(Passage given)
'''
However, it has been pointed out that this derivation is problematic as conflicts between Siam and Cambodia occurred centuries after the name was first used. Therefore, although the names Chenla and Siem Reap could perhaps be related, Michael Vickery argued that the original meanings of both names are unknown.

Similar explanation however may apply to a later variant form Zhanla (占臘); according to author Peter Harris: "It very likely means "Defeated Chams" since Zhan is the word in Chinese for Cham." He also noted the explanation given in Mingshi: "During the qingyuan reign period (1195–1200) of the Song Dynasty, Cambodia wiped out Champa and took over its land.  Because of this, the country changed its name to Zhanla.  But during the Yuan Dynasty it went on being called Zhenla.

Chen La may have been known through several other names such as Wen Dan (文單 reconstructed as Muntan) or according to Tatsuo Hoshino Po-Lou, Wen Dan being its capital.

Following Hindu god king (devaraja) tradition the king chose the Sanskrit name of a patron deity or an avatar, followed by the suffix –varman, meaning 'protected by', obeying the code of conduct Manusmṛti, the Laws of Manu for the Kshatriya warrior caste.

History

Origins of Chenla 
 
Most of the Chinese recordings on Chenla, including that of Chenla conquering Funan have been contested since the 1970s as they are generally based on single remarks in the Chinese annals. The History of the Chinese Sui dynasty contains entries of a state called Chenla, a vassal of the Kingdom of Funan, which had sent an embassy to China in 616 or 617, yet under its ruler, Citrasena Mahendravarman, conquered Funan after Chenla had gained independence.

Like its predecessor Funan, Chenla occupied a strategic position where the maritime trade routes of the Indosphere and the East Asian cultural sphere converged, resulting in prolonged socio-economic and cultural influence and the adoption of the epigraphic system of the south Indian Pallava dynasty and Chalukya dynasty.

The origins of Chenla's aristocracy, whom author Michael Vickery called the "Dângrêk Chieftains", are obscure. These were local principalities north and south of the Dângrêk Mountains, who left behind the oldest known stone epigraphs in the region, bearing genealogical records that suggest increasing political dominance. The first known princes are mentioned in some early inscriptions. The Sanskrit inscription of Vãl Kantél, Stung Treng province  names a ruler Vīravarman, who as his name suggests (his father's name was Sārvabhauma) had adopted the idea of divine kingship and deployed the concept of Harihara, a Hindu "god that embodied multiple conceptions of power". His successors continued this tradition, thus conveying the idea of a correlation between political and religious authority.

The New Book of Tang asserts that shortly after 706, the country was split into Land Chenla and Water Chenla. The names signify a northern and a southern half, which may conveniently be referred to as Upper (northern) and Lower (southern) Chenla. By the late 8th century Water Chenla had become dependent on the thalassocratic Shailendra dynasty on Java and the Srivijaya city-state on Sumatra. The last of Water Chenla's kings seems to have been killed and the polity incorporated into the Javanese monarchy around the year 790. Land Chenla maintained its integrity under Jayavarman II, who proclaimed the Khmer Empire in 802.
'''
(Extracted data)
'''
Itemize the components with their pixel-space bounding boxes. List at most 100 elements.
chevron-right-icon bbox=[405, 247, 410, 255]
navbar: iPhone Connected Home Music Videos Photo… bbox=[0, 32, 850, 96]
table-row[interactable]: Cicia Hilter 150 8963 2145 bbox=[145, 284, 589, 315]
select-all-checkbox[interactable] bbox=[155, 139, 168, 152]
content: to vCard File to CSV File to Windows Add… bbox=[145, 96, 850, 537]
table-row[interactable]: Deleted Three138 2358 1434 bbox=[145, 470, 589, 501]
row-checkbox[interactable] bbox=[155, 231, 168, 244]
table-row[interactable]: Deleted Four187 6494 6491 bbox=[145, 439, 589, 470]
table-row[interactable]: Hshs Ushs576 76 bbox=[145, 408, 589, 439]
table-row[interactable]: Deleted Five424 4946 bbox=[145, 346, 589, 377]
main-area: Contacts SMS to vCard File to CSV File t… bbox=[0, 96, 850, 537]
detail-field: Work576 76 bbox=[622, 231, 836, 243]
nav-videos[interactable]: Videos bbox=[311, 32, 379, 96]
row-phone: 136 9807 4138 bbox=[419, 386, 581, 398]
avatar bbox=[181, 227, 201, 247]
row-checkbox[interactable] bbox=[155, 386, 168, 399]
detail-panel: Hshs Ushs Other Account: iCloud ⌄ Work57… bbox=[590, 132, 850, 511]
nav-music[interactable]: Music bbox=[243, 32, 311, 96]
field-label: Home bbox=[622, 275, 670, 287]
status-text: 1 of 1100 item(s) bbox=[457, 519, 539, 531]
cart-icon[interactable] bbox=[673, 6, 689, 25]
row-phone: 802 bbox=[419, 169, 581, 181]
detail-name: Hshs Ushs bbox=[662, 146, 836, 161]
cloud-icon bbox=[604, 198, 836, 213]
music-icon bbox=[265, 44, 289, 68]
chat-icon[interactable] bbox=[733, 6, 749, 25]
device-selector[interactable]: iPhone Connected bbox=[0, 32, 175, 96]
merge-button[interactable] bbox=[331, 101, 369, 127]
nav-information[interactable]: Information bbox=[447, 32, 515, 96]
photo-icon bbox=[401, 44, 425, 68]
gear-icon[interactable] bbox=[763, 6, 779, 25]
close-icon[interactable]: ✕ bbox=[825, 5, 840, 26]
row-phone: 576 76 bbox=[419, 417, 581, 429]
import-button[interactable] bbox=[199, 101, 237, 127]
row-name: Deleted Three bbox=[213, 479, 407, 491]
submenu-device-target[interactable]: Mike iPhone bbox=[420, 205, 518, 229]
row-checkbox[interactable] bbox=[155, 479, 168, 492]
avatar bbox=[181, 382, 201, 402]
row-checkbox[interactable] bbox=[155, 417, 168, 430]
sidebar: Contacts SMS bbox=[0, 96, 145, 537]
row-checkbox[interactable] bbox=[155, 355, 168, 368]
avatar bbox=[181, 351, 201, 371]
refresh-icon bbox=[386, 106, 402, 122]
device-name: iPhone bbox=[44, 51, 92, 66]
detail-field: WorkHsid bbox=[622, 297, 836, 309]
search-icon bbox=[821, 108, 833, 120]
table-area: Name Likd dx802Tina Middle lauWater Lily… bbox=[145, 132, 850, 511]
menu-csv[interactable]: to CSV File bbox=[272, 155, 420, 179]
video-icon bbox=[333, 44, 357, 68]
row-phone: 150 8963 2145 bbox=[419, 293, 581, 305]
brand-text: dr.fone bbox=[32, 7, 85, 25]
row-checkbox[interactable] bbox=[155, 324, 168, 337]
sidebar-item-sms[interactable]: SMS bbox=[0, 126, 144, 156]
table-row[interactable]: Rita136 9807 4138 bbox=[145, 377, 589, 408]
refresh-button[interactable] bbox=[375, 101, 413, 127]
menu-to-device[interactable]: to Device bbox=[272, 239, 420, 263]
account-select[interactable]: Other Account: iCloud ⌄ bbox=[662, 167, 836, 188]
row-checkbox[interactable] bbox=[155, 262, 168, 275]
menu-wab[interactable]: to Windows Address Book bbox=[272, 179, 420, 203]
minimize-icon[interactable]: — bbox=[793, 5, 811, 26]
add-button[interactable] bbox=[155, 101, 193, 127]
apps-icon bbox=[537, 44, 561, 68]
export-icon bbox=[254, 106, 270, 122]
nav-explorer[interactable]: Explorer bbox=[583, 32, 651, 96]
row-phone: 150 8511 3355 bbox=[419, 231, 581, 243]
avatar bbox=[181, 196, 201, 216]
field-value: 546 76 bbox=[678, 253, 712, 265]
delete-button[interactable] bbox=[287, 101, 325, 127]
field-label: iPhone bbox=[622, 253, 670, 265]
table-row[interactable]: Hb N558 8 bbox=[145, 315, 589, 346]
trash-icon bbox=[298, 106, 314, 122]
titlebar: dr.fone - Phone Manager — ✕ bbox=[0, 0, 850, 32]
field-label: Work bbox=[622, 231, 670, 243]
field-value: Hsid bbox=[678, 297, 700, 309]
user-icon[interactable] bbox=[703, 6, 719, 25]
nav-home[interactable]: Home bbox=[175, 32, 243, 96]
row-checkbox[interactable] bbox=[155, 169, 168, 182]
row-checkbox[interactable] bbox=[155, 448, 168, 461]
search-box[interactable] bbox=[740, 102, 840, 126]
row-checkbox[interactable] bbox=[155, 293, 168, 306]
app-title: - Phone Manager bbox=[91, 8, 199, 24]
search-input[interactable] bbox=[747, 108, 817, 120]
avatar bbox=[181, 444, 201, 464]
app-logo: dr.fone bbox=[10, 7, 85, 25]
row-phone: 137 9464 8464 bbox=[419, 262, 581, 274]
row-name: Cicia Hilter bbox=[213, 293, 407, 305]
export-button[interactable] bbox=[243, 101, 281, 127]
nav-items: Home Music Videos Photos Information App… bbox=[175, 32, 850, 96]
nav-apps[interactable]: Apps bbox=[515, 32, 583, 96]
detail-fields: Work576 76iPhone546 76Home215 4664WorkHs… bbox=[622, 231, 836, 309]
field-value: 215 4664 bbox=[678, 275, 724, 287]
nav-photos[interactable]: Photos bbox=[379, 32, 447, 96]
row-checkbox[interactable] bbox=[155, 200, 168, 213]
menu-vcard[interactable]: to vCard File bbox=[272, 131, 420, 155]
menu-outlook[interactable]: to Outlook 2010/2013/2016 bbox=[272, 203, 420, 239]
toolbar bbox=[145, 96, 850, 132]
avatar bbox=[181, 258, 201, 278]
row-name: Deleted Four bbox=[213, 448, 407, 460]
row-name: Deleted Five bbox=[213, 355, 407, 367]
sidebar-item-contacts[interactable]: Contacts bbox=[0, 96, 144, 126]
'''
(Requirement A) From the passage on Chenla, reproduce word for word the part that opens with the words containing "Chen La may" and closes with "Kshatriya warrior caste.".
(Requirement B) Render this sentence from the passage on Chenla into Spanish: "Land Chenla maintained its integrity under Jayavarman II, who proclaimed the Khmer Empire in 802."

(Expected answer A)
Chen La may have been known through several other names such as Wen Dan (文單 reconstructed as Muntan) or according to Tatsuo Hoshino Po-Lou, Wen Dan being its capital.

Following Hindu god king (devaraja) tradition the king chose the Sanskrit name of a patron deity or an avatar, followed by the suffix –varman, meaning 'protected by', obeying the code of conduct Manusmṛti, the Laws of Manu for the Kshatriya warrior caste.

(Expected answer B) La Chenla de Tierra mantuvo su integridad bajo Jayavarman II, quien proclamó el Imperio jemer en 802.